## Your task
Extract all lines in the data that contain the word "pruned".

## Excerpted data
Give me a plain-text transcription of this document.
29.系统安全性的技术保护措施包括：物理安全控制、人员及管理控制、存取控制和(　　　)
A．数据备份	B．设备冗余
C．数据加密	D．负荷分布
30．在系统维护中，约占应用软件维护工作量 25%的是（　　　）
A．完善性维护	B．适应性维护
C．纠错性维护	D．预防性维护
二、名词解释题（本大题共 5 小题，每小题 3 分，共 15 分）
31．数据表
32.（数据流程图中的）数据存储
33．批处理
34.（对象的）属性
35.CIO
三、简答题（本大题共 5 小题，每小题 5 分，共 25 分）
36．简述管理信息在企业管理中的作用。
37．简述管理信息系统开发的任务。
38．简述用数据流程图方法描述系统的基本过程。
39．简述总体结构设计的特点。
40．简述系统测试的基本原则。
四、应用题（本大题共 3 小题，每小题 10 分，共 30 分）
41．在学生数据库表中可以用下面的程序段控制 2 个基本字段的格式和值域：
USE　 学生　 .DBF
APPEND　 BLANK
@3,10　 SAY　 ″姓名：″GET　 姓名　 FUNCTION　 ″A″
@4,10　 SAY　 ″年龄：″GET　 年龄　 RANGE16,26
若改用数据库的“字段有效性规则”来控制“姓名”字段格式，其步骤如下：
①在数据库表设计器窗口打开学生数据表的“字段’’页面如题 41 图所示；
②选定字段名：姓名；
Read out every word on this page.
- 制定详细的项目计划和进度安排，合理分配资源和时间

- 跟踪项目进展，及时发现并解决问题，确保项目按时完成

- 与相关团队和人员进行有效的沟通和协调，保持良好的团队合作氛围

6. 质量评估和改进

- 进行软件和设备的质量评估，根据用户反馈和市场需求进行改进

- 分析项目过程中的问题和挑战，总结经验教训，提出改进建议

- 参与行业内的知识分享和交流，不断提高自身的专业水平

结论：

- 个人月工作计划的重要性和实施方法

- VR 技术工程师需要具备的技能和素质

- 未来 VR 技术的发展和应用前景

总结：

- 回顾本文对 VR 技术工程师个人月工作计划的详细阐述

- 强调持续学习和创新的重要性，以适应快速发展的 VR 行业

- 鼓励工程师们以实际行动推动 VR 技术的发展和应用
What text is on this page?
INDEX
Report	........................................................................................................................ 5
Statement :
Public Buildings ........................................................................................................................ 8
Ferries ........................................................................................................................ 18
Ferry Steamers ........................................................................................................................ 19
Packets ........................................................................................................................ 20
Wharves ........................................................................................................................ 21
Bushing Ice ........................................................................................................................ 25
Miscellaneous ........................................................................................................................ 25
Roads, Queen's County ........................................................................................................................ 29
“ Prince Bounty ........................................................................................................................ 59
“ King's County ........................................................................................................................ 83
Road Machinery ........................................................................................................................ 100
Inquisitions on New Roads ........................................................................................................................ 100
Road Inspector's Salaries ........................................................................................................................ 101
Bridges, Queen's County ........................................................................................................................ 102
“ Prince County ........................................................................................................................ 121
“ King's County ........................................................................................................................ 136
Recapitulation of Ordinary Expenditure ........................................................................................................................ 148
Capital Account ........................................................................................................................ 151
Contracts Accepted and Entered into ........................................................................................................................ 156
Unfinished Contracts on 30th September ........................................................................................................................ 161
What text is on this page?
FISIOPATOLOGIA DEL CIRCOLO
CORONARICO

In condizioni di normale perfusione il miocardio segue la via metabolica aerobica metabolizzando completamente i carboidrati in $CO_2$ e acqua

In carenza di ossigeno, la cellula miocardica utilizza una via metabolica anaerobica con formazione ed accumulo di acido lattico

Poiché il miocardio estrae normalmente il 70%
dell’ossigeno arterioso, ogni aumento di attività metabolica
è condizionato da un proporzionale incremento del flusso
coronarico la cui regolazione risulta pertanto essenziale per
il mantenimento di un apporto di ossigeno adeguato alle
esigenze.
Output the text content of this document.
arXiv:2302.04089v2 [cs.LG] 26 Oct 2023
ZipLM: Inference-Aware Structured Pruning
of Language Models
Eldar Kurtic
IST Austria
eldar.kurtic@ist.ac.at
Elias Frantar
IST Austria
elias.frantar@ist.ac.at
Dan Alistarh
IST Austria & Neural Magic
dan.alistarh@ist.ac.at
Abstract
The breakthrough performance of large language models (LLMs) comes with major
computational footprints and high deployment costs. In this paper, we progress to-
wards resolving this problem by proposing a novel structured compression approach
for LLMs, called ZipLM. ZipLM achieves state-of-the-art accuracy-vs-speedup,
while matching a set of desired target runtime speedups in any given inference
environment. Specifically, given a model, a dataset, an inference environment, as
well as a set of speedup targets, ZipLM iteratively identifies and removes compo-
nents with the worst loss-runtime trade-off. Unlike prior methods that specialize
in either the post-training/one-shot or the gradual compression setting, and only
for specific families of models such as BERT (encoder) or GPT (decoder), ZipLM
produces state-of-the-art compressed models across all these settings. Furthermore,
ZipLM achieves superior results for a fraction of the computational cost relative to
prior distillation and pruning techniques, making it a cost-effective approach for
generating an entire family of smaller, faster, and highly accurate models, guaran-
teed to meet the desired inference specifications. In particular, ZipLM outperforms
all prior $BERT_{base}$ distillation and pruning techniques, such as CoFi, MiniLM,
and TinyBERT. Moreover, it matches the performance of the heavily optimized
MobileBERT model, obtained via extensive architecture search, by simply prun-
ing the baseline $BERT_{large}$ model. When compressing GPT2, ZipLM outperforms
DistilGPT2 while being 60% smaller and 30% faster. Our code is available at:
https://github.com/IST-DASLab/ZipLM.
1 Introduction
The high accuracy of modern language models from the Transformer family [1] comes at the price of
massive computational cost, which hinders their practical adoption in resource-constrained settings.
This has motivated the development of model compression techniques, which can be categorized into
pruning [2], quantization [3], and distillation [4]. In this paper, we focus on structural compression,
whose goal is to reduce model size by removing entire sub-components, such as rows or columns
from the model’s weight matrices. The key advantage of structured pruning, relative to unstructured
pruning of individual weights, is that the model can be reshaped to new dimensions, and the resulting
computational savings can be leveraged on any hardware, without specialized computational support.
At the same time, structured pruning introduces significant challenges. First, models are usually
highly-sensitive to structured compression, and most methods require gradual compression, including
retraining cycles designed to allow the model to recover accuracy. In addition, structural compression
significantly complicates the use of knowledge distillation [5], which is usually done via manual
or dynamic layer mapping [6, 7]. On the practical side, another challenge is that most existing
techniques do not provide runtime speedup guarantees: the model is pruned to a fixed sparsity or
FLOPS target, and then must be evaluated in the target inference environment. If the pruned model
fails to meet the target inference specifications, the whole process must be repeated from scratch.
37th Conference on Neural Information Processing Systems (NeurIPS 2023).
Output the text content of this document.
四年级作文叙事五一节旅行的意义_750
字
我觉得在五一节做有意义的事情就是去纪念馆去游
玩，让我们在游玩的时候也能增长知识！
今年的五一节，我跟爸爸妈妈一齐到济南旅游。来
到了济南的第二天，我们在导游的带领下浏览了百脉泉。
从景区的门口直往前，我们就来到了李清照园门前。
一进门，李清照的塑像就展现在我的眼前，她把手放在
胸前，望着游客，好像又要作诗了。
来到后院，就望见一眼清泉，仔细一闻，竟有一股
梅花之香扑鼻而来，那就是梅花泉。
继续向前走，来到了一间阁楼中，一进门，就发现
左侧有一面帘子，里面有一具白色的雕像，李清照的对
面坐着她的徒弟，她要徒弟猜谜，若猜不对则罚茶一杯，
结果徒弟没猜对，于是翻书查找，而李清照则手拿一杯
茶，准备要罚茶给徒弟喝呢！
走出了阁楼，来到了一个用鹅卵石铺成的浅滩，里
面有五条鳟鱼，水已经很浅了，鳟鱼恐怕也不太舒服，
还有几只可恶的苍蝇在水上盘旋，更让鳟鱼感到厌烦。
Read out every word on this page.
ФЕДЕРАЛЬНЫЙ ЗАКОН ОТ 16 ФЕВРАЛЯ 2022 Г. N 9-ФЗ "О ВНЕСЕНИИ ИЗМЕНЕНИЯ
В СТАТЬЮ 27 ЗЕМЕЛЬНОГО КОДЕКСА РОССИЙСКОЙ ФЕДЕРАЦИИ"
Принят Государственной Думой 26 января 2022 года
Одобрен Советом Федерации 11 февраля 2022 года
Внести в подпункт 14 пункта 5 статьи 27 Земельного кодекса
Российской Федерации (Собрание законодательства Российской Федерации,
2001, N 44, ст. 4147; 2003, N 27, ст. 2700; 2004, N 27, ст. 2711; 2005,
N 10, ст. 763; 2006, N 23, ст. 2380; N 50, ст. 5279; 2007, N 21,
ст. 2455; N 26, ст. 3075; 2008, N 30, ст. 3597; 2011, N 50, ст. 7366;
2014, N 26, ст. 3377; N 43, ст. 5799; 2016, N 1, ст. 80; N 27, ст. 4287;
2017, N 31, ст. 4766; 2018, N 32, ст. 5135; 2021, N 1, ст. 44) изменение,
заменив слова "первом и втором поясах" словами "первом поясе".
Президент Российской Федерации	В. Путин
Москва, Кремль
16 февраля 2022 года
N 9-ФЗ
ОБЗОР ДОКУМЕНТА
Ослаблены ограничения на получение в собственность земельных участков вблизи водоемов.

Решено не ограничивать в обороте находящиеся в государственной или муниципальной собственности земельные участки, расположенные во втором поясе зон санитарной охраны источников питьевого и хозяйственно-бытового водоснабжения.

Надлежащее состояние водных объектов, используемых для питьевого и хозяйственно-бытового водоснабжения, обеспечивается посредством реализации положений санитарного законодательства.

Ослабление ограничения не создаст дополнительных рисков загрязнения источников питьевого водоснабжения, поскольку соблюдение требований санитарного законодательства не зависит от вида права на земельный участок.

## Completed exercise
techniques do not provide runtime speedup guarantees: the model is pruned to a fixed sparsity or
FLOPS target, and then must be evaluated in the target inference environment. If the pruned model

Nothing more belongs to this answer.